WHAT TO WORK ON: Copy out the listing that follows, exactly, without its pictures.

RAW DATA:
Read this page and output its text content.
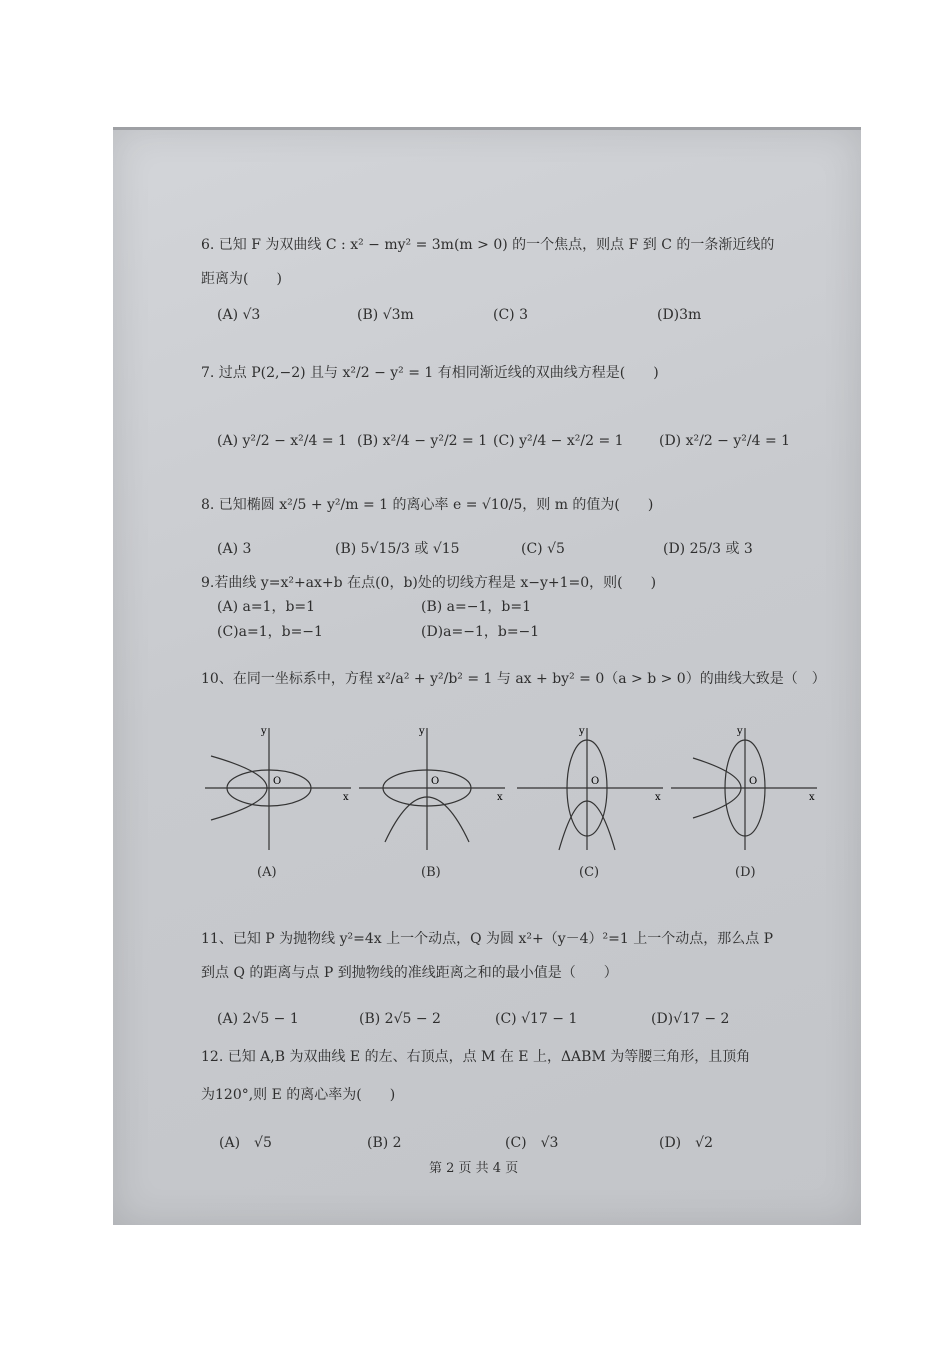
6. 已知 F 为双曲线 C : x² − my² = 3m(m > 0) 的一个焦点，则点 F 到 C 的一条渐近线的
距离为(　　)
(A) √3	(B) √3m	(C) 3	(D)3m
7. 过点 P(2,−2) 且与 x²/2 − y² = 1 有相同渐近线的双曲线方程是(　　)
(A) y²/2 − x²/4 = 1 (B) x²/4 − y²/2 = 1 (C) y²/4 − x²/2 = 1	(D) x²/2 − y²/4 = 1
8. 已知椭圆 x²/5 + y²/m = 1 的离心率 e = √10/5，则 m 的值为(　　)
(A) 3	(B) 5√15/3 或 √15	(C) √5	(D) 25/3 或 3
9.若曲线 y=x²+ax+b 在点(0，b)处的切线方程是 x−y+1=0，则(　　)
(A) a=1，b=1	(B) a=−1，b=1
(C)a=1，b=−1	(D)a=−1，b=−1
10、在同一坐标系中，方程 x²/a² + y²/b² = 1 与 ax + by² = 0（a > b > 0）的曲线大致是（　）
O
x
y
(A)
O
x
y
(B)
O
x
y
(C)
O
x
y
(D)
11、已知 P 为抛物线 y²=4x 上一个动点，Q 为圆 x²+（y－4）²=1 上一个动点，那么点 P
到点 Q 的距离与点 P 到抛物线的准线距离之和的最小值是（　　）
(A) 2√5 − 1	(B) 2√5 − 2	(C) √17 − 1	(D)√17 − 2
12. 已知 A,B 为双曲线 E 的左、右顶点，点 M 在 E 上，ΔABM 为等腰三角形，且顶角
为120°,则 E 的离心率为(　　)
(A)　√5	(B) 2	(C)　√3	(D)　√2
第 2 页 共 4 页
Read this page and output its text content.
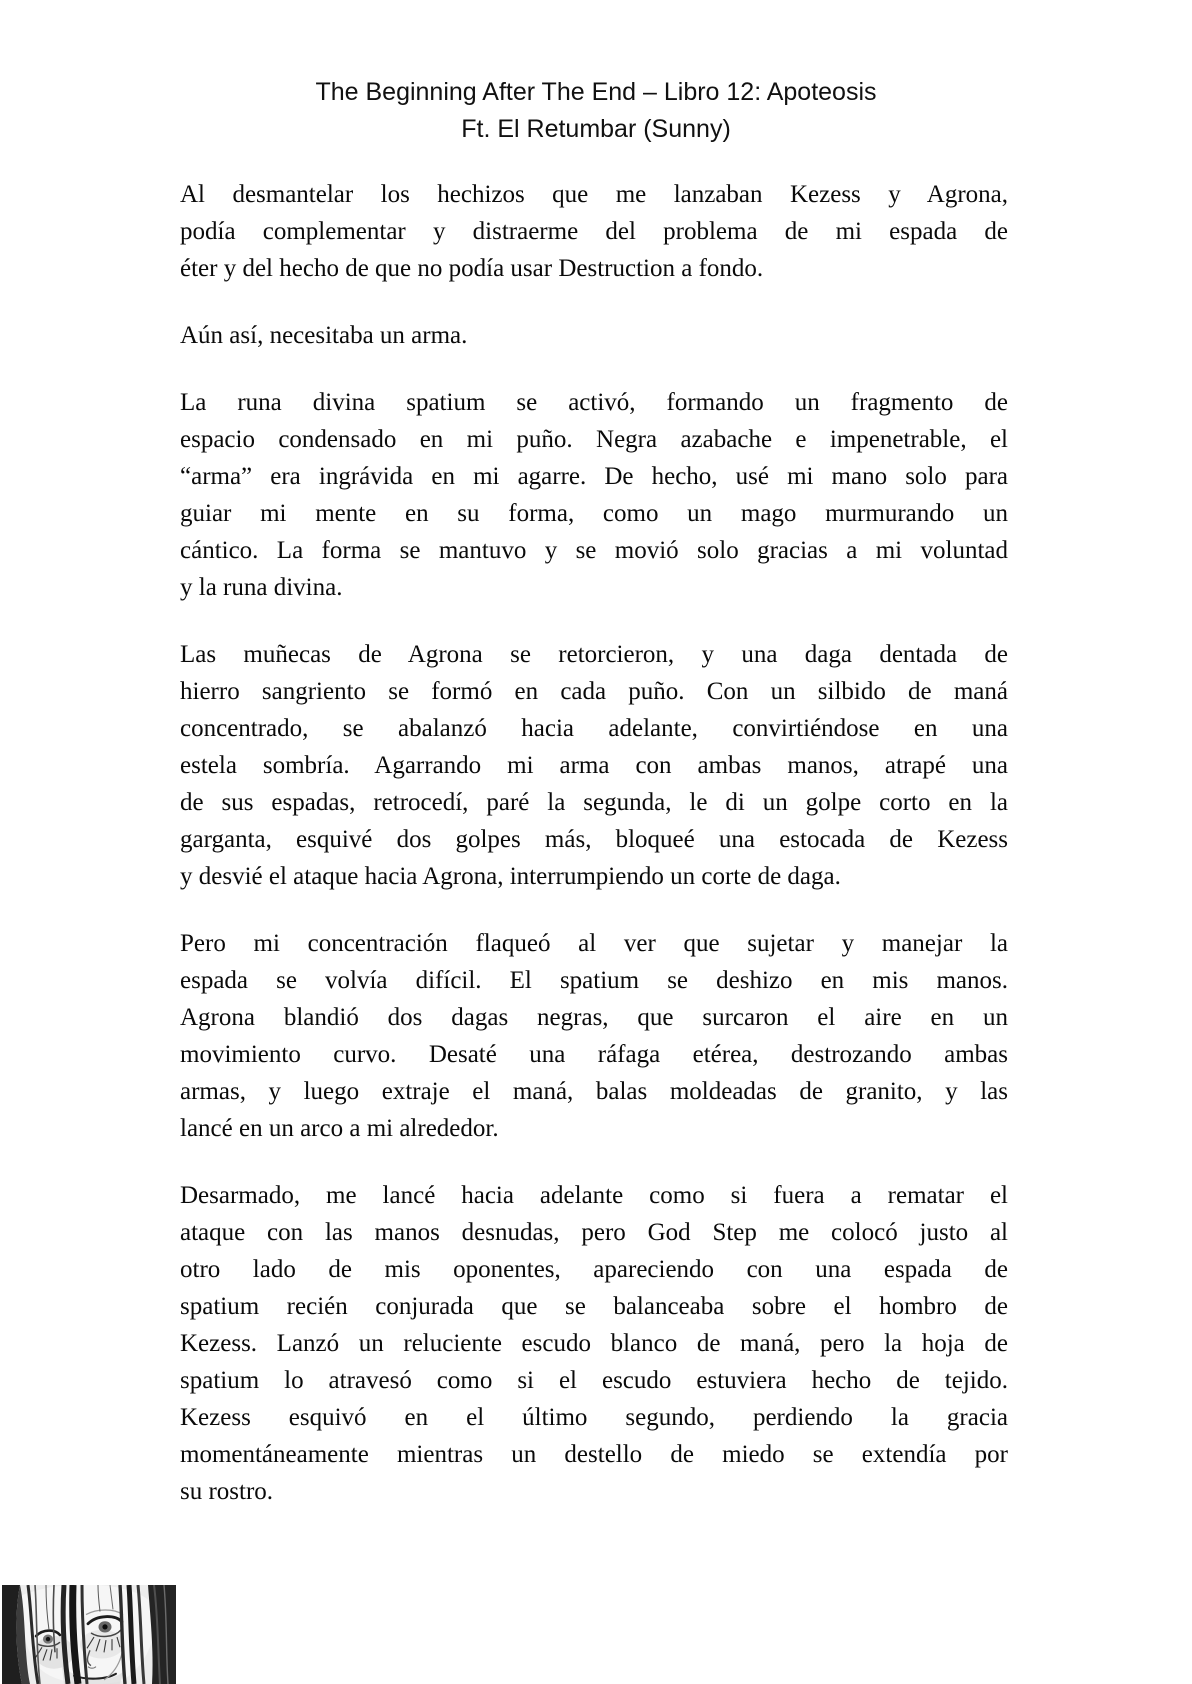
The Beginning After The End – Libro 12: Apoteosis
Ft. El Retumbar (Sunny)
Al desmantelar los hechizos que me lanzaban Kezess y Agrona,
podía complementar y distraerme del problema de mi espada de
éter y del hecho de que no podía usar Destruction a fondo.
Aún así, necesitaba un arma.
La runa divina spatium se activó, formando un fragmento de
espacio condensado en mi puño. Negra azabache e impenetrable, el
“arma” era ingrávida en mi agarre. De hecho, usé mi mano solo para
guiar mi mente en su forma, como un mago murmurando un
cántico. La forma se mantuvo y se movió solo gracias a mi voluntad
y la runa divina.
Las muñecas de Agrona se retorcieron, y una daga dentada de
hierro sangriento se formó en cada puño. Con un silbido de maná
concentrado, se abalanzó hacia adelante, convirtiéndose en una
estela sombría. Agarrando mi arma con ambas manos, atrapé una
de sus espadas, retrocedí, paré la segunda, le di un golpe corto en la
garganta, esquivé dos golpes más, bloqueé una estocada de Kezess
y desvié el ataque hacia Agrona, interrumpiendo un corte de daga.
Pero mi concentración flaqueó al ver que sujetar y manejar la
espada se volvía difícil. El spatium se deshizo en mis manos.
Agrona blandió dos dagas negras, que surcaron el aire en un
movimiento curvo. Desaté una ráfaga etérea, destrozando ambas
armas, y luego extraje el maná, balas moldeadas de granito, y las
lancé en un arco a mi alrededor.
Desarmado, me lancé hacia adelante como si fuera a rematar el
ataque con las manos desnudas, pero God Step me colocó justo al
otro lado de mis oponentes, apareciendo con una espada de
spatium recién conjurada que se balanceaba sobre el hombro de
Kezess. Lanzó un reluciente escudo blanco de maná, pero la hoja de
spatium lo atravesó como si el escudo estuviera hecho de tejido.
Kezess esquivó en el último segundo, perdiendo la gracia
momentáneamente mientras un destello de miedo se extendía por
su rostro.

RESPONSE TO THIS TASK:
Read this page and output its text content.
6. 已知 F 为双曲线 C : x² − my² = 3m(m > 0) 的一个焦点，则点 F 到 C 的一条渐近线的
距离为(　　)
(A) √3	(B) √3m	(C) 3	(D)3m
7. 过点 P(2,−2) 且与 x²/2 − y² = 1 有相同渐近线的双曲线方程是(　　)
(A) y²/2 − x²/4 = 1 (B) x²/4 − y²/2 = 1 (C) y²/4 − x²/2 = 1	(D) x²/2 − y²/4 = 1
8. 已知椭圆 x²/5 + y²/m = 1 的离心率 e = √10/5，则 m 的值为(　　)
(A) 3	(B) 5√15/3 或 √15	(C) √5	(D) 25/3 或 3
9.若曲线 y=x²+ax+b 在点(0，b)处的切线方程是 x−y+1=0，则(　　)
(A) a=1，b=1	(B) a=−1，b=1
(C)a=1，b=−1	(D)a=−1，b=−1
10、在同一坐标系中，方程 x²/a² + y²/b² = 1 与 ax + by² = 0（a > b > 0）的曲线大致是（　）
O
x
y
(A)
O
x
y
(B)
O
x
y
(C)
O
x
y
(D)
11、已知 P 为抛物线 y²=4x 上一个动点，Q 为圆 x²+（y－4）²=1 上一个动点，那么点 P
到点 Q 的距离与点 P 到抛物线的准线距离之和的最小值是（　　）
(A) 2√5 − 1	(B) 2√5 − 2	(C) √17 − 1	(D)√17 − 2
12. 已知 A,B 为双曲线 E 的左、右顶点，点 M 在 E 上，ΔABM 为等腰三角形，且顶角
为120°,则 E 的离心率为(　　)
(A)　√5	(B) 2	(C)　√3	(D)　√2
第 2 页 共 4 页
Read this page and output its text content.
The Beginning After The End – Libro 12: Apoteosis
Ft. El Retumbar (Sunny)
Al desmantelar los hechizos que me lanzaban Kezess y Agrona,
podía complementar y distraerme del problema de mi espada de
éter y del hecho de que no podía usar Destruction a fondo.
Aún así, necesitaba un arma.
La runa divina spatium se activó, formando un fragmento de
espacio condensado en mi puño. Negra azabache e impenetrable, el
“arma” era ingrávida en mi agarre. De hecho, usé mi mano solo para
guiar mi mente en su forma, como un mago murmurando un
cántico. La forma se mantuvo y se movió solo gracias a mi voluntad
y la runa divina.
Las muñecas de Agrona se retorcieron, y una daga dentada de
hierro sangriento se formó en cada puño. Con un silbido de maná
concentrado, se abalanzó hacia adelante, convirtiéndose en una
estela sombría. Agarrando mi arma con ambas manos, atrapé una
de sus espadas, retrocedí, paré la segunda, le di un golpe corto en la
garganta, esquivé dos golpes más, bloqueé una estocada de Kezess
y desvié el ataque hacia Agrona, interrumpiendo un corte de daga.
Pero mi concentración flaqueó al ver que sujetar y manejar la
espada se volvía difícil. El spatium se deshizo en mis manos.
Agrona blandió dos dagas negras, que surcaron el aire en un
movimiento curvo. Desaté una ráfaga etérea, destrozando ambas
armas, y luego extraje el maná, balas moldeadas de granito, y las
lancé en un arco a mi alrededor.
Desarmado, me lancé hacia adelante como si fuera a rematar el
ataque con las manos desnudas, pero God Step me colocó justo al
otro lado de mis oponentes, apareciendo con una espada de
spatium recién conjurada que se balanceaba sobre el hombro de
Kezess. Lanzó un reluciente escudo blanco de maná, pero la hoja de
spatium lo atravesó como si el escudo estuviera hecho de tejido.
Kezess esquivó en el último segundo, perdiendo la gracia
momentáneamente mientras un destello de miedo se extendía por
su rostro.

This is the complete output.